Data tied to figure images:
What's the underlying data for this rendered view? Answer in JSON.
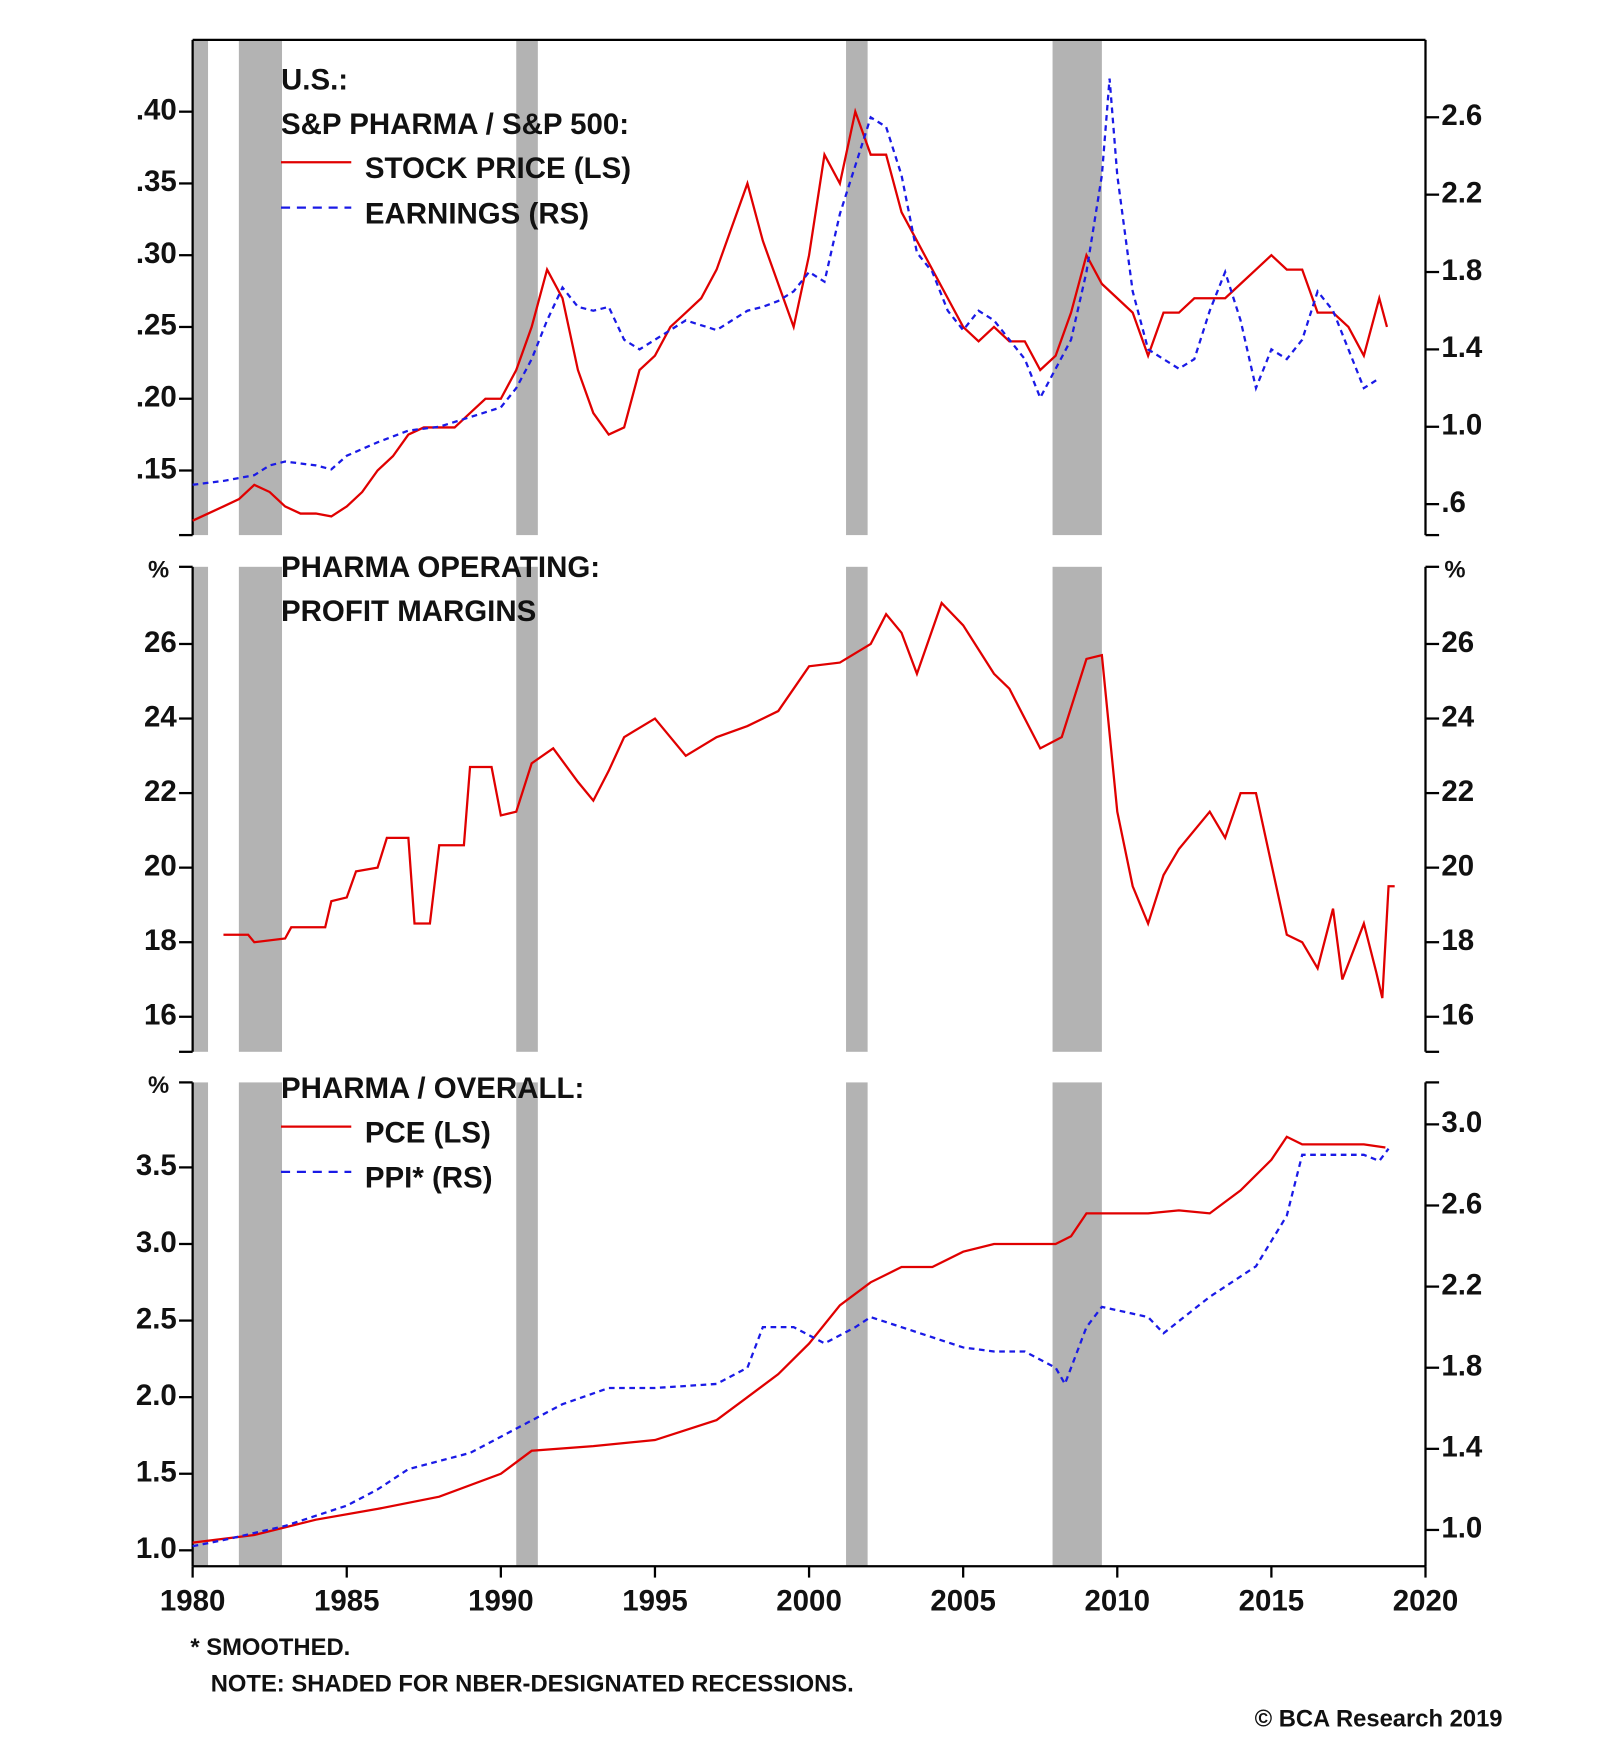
{
  "chart_data": [
    {
      "type": "line",
      "title": [
        "U.S.:",
        "S&P PHARMA / S&P 500:"
      ],
      "xlim": [
        1980,
        2020
      ],
      "ylim": [
        0.105,
        0.45
      ],
      "yticks": [
        {
          "value": 0.15,
          "label": ".15"
        },
        {
          "value": 0.2,
          "label": ".20"
        },
        {
          "value": 0.25,
          "label": ".25"
        },
        {
          "value": 0.3,
          "label": ".30"
        },
        {
          "value": 0.35,
          "label": ".35"
        },
        {
          "value": 0.4,
          "label": ".40"
        }
      ],
      "y2lim": [
        0.44,
        3.0
      ],
      "y2ticks": [
        {
          "value": 0.6,
          "label": ".6"
        },
        {
          "value": 1,
          "label": "1.0"
        },
        1.4,
        1.8,
        2.2,
        2.6
      ],
      "recessions": [
        [
          1980,
          1980.5
        ],
        [
          1981.5,
          1982.9
        ],
        [
          1990.5,
          1991.2
        ],
        [
          2001.2,
          2001.9
        ],
        [
          2007.9,
          2009.5
        ]
      ],
      "recession_color": "#b3b3b3",
      "series": [
        {
          "name": "STOCK PRICE (LS)",
          "color": "#e00000",
          "dash": false,
          "axis": "y",
          "x": [
            1980,
            1980.5,
            1981,
            1981.5,
            1982,
            1982.5,
            1983,
            1983.5,
            1984,
            1984.5,
            1985,
            1985.5,
            1986,
            1986.5,
            1987,
            1987.5,
            1988,
            1988.5,
            1989,
            1989.5,
            1990,
            1990.5,
            1991,
            1991.5,
            1992,
            1992.5,
            1993,
            1993.5,
            1994,
            1994.5,
            1995,
            1995.5,
            1996,
            1996.5,
            1997,
            1997.5,
            1998,
            1998.5,
            1999,
            1999.5,
            2000,
            2000.5,
            2001,
            2001.5,
            2002,
            2002.5,
            2003,
            2003.5,
            2004,
            2004.5,
            2005,
            2005.5,
            2006,
            2006.5,
            2007,
            2007.5,
            2008,
            2008.5,
            2009,
            2009.5,
            2010,
            2010.5,
            2011,
            2011.5,
            2012,
            2012.5,
            2013,
            2013.5,
            2014,
            2014.5,
            2015,
            2015.5,
            2016,
            2016.5,
            2017,
            2017.5,
            2018,
            2018.5,
            2018.75
          ],
          "values": [
            0.115,
            0.12,
            0.125,
            0.13,
            0.14,
            0.135,
            0.125,
            0.12,
            0.12,
            0.118,
            0.125,
            0.135,
            0.15,
            0.16,
            0.175,
            0.18,
            0.18,
            0.18,
            0.19,
            0.2,
            0.2,
            0.22,
            0.25,
            0.29,
            0.27,
            0.22,
            0.19,
            0.175,
            0.18,
            0.22,
            0.23,
            0.25,
            0.26,
            0.27,
            0.29,
            0.32,
            0.35,
            0.31,
            0.28,
            0.25,
            0.3,
            0.37,
            0.35,
            0.4,
            0.37,
            0.37,
            0.33,
            0.31,
            0.29,
            0.27,
            0.25,
            0.24,
            0.25,
            0.24,
            0.24,
            0.22,
            0.23,
            0.26,
            0.3,
            0.28,
            0.27,
            0.26,
            0.23,
            0.26,
            0.26,
            0.27,
            0.27,
            0.27,
            0.28,
            0.29,
            0.3,
            0.29,
            0.29,
            0.26,
            0.26,
            0.25,
            0.23,
            0.27,
            0.25
          ]
        },
        {
          "name": "EARNINGS (RS)",
          "color": "#1a1ae6",
          "dash": true,
          "axis": "y2",
          "x": [
            1980,
            1981,
            1982,
            1982.5,
            1983,
            1984,
            1984.5,
            1985,
            1986,
            1987,
            1988,
            1989,
            1990,
            1990.5,
            1991,
            1991.5,
            1992,
            1992.5,
            1993,
            1993.5,
            1994,
            1994.5,
            1995,
            1996,
            1997,
            1997.5,
            1998,
            1998.5,
            1999,
            1999.5,
            2000,
            2000.5,
            2001,
            2001.5,
            2002,
            2002.5,
            2003,
            2003.5,
            2004,
            2004.5,
            2005,
            2005.5,
            2006,
            2006.5,
            2007,
            2007.5,
            2008,
            2008.5,
            2009,
            2009.5,
            2009.75,
            2010,
            2010.5,
            2011,
            2011.5,
            2012,
            2012.5,
            2013,
            2013.5,
            2014,
            2014.5,
            2015,
            2015.5,
            2016,
            2016.5,
            2017,
            2017.5,
            2018,
            2018.5
          ],
          "values": [
            0.7,
            0.72,
            0.75,
            0.8,
            0.82,
            0.8,
            0.78,
            0.85,
            0.92,
            0.98,
            1.0,
            1.05,
            1.1,
            1.2,
            1.35,
            1.55,
            1.72,
            1.62,
            1.6,
            1.62,
            1.45,
            1.4,
            1.45,
            1.55,
            1.5,
            1.55,
            1.6,
            1.62,
            1.65,
            1.7,
            1.8,
            1.75,
            2.1,
            2.35,
            2.6,
            2.55,
            2.3,
            1.9,
            1.8,
            1.6,
            1.5,
            1.6,
            1.55,
            1.45,
            1.35,
            1.15,
            1.3,
            1.45,
            1.8,
            2.3,
            2.8,
            2.3,
            1.7,
            1.4,
            1.35,
            1.3,
            1.35,
            1.6,
            1.8,
            1.55,
            1.2,
            1.4,
            1.35,
            1.45,
            1.7,
            1.6,
            1.4,
            1.2,
            1.25
          ]
        }
      ]
    },
    {
      "type": "line",
      "title": [
        "PHARMA OPERATING:",
        "PROFIT MARGINS"
      ],
      "ylabel": "%",
      "mirror_y": true,
      "xlim": [
        1980,
        2020
      ],
      "ylim": [
        15.06,
        28.07
      ],
      "yticks": [
        16,
        18,
        20,
        22,
        24,
        26
      ],
      "recessions": [
        [
          1980,
          1980.5
        ],
        [
          1981.5,
          1982.9
        ],
        [
          1990.5,
          1991.2
        ],
        [
          2001.2,
          2001.9
        ],
        [
          2007.9,
          2009.5
        ]
      ],
      "recession_color": "#b3b3b3",
      "series": [
        {
          "color": "#e00000",
          "dash": false,
          "axis": "y",
          "x": [
            1981,
            1981.8,
            1982,
            1983,
            1983.2,
            1984.3,
            1984.5,
            1985,
            1985.3,
            1986,
            1986.3,
            1987,
            1987.2,
            1987.7,
            1988,
            1988.8,
            1989,
            1989.7,
            1990,
            1990.5,
            1991,
            1991.7,
            1992.5,
            1993,
            1993.5,
            1994,
            1995,
            1996,
            1997,
            1998,
            1999,
            2000,
            2001,
            2002,
            2002.5,
            2003,
            2003.5,
            2004.3,
            2005,
            2006,
            2006.5,
            2007.5,
            2008.2,
            2009,
            2009.5,
            2010,
            2010.5,
            2011,
            2011.5,
            2012,
            2013,
            2013.5,
            2014,
            2014.5,
            2015.5,
            2016,
            2016.5,
            2017,
            2017.3,
            2018,
            2018.4,
            2018.6,
            2018.8,
            2019
          ],
          "values": [
            18.2,
            18.2,
            18,
            18.1,
            18.4,
            18.4,
            19.1,
            19.2,
            19.9,
            20,
            20.8,
            20.8,
            18.5,
            18.5,
            20.6,
            20.6,
            22.7,
            22.7,
            21.4,
            21.5,
            22.8,
            23.2,
            22.3,
            21.8,
            22.6,
            23.5,
            24,
            23,
            23.5,
            23.8,
            24.2,
            25.4,
            25.5,
            26,
            26.8,
            26.3,
            25.2,
            27.1,
            26.5,
            25.2,
            24.8,
            23.2,
            23.5,
            25.6,
            25.7,
            21.5,
            19.5,
            18.5,
            19.8,
            20.5,
            21.5,
            20.8,
            22,
            22,
            18.2,
            18,
            17.3,
            18.9,
            17,
            18.5,
            17.2,
            16.5,
            19.5,
            19.5
          ]
        }
      ]
    },
    {
      "type": "line",
      "title": [
        "PHARMA / OVERALL:"
      ],
      "ylabel": "%",
      "xlim": [
        1980,
        2020
      ],
      "xticks": [
        1980,
        1985,
        1990,
        1995,
        2000,
        2005,
        2010,
        2015,
        2020
      ],
      "ylim": [
        0.896,
        4.055
      ],
      "yticks": [
        {
          "value": 1,
          "label": "1.0"
        },
        1.5,
        {
          "value": 2,
          "label": "2.0"
        },
        2.5,
        {
          "value": 3,
          "label": "3.0"
        },
        3.5
      ],
      "y2lim": [
        0.821,
        3.207
      ],
      "y2ticks": [
        {
          "value": 1,
          "label": "1.0"
        },
        1.4,
        1.8,
        2.2,
        2.6,
        {
          "value": 3,
          "label": "3.0"
        }
      ],
      "recessions": [
        [
          1980,
          1980.5
        ],
        [
          1981.5,
          1982.9
        ],
        [
          1990.5,
          1991.2
        ],
        [
          2001.2,
          2001.9
        ],
        [
          2007.9,
          2009.5
        ]
      ],
      "recession_color": "#b3b3b3",
      "series": [
        {
          "name": "PCE (LS)",
          "color": "#e00000",
          "dash": false,
          "axis": "y",
          "x": [
            1980,
            1982,
            1984,
            1986,
            1988,
            1990,
            1991,
            1993,
            1995,
            1997,
            1998,
            1999,
            2000,
            2001,
            2002,
            2003,
            2004,
            2005,
            2006,
            2007,
            2008,
            2008.5,
            2009,
            2010,
            2011,
            2012,
            2013,
            2014,
            2015,
            2015.5,
            2016,
            2017,
            2018,
            2018.7
          ],
          "values": [
            1.05,
            1.1,
            1.2,
            1.27,
            1.35,
            1.5,
            1.65,
            1.68,
            1.72,
            1.85,
            2,
            2.15,
            2.35,
            2.6,
            2.75,
            2.85,
            2.85,
            2.95,
            3,
            3,
            3,
            3.05,
            3.2,
            3.2,
            3.2,
            3.22,
            3.2,
            3.35,
            3.55,
            3.7,
            3.65,
            3.65,
            3.65,
            3.63
          ]
        },
        {
          "name": "PPI* (RS)",
          "color": "#1a1ae6",
          "dash": true,
          "axis": "y2",
          "x": [
            1980,
            1981,
            1983,
            1985,
            1986,
            1987,
            1989,
            1990.5,
            1992,
            1993.5,
            1995,
            1997,
            1998,
            1998.5,
            1999.5,
            2000.5,
            2001.5,
            2002,
            2003,
            2005,
            2006,
            2007,
            2008,
            2008.3,
            2009,
            2009.5,
            2011,
            2011.5,
            2013,
            2014.5,
            2015.5,
            2016,
            2017,
            2018,
            2018.5,
            2018.8
          ],
          "values": [
            0.92,
            0.95,
            1.02,
            1.12,
            1.2,
            1.3,
            1.38,
            1.5,
            1.62,
            1.7,
            1.7,
            1.72,
            1.8,
            2,
            2,
            1.92,
            2,
            2.05,
            2,
            1.9,
            1.88,
            1.88,
            1.8,
            1.72,
            2,
            2.1,
            2.05,
            1.97,
            2.15,
            2.3,
            2.55,
            2.85,
            2.85,
            2.85,
            2.82,
            2.88
          ]
        }
      ],
      "notes": [
        "* SMOOTHED.",
        "NOTE: SHADED FOR NBER-DESIGNATED RECESSIONS."
      ],
      "source": "© BCA Research 2019"
    }
  ]
}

**INSTRUCTIONS FOR THE TASK**
How many lines of the listing include the string "PHARMA"? Answer with the number alone.

**EXERCISE RESPONSE**
3